---------- Supplied data

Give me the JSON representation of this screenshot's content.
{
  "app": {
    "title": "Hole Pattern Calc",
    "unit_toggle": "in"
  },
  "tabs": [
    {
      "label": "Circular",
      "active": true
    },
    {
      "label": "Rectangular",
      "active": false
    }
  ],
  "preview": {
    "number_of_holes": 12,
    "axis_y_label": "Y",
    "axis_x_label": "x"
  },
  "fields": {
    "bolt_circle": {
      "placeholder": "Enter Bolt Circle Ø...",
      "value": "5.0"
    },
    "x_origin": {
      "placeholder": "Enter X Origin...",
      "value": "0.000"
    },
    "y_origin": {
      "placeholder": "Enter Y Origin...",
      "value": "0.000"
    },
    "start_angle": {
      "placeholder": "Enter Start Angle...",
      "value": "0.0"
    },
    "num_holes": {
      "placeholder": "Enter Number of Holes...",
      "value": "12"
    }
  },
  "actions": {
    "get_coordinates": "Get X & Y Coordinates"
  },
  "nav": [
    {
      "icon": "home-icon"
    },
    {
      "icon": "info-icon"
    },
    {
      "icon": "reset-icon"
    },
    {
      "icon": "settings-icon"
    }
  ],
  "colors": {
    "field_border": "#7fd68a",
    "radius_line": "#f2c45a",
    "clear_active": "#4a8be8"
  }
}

--------------------

=== What is being asked ===
Find how many lines of the listing include the string "icon" and give that number, nothing else.

=== Reply ===
4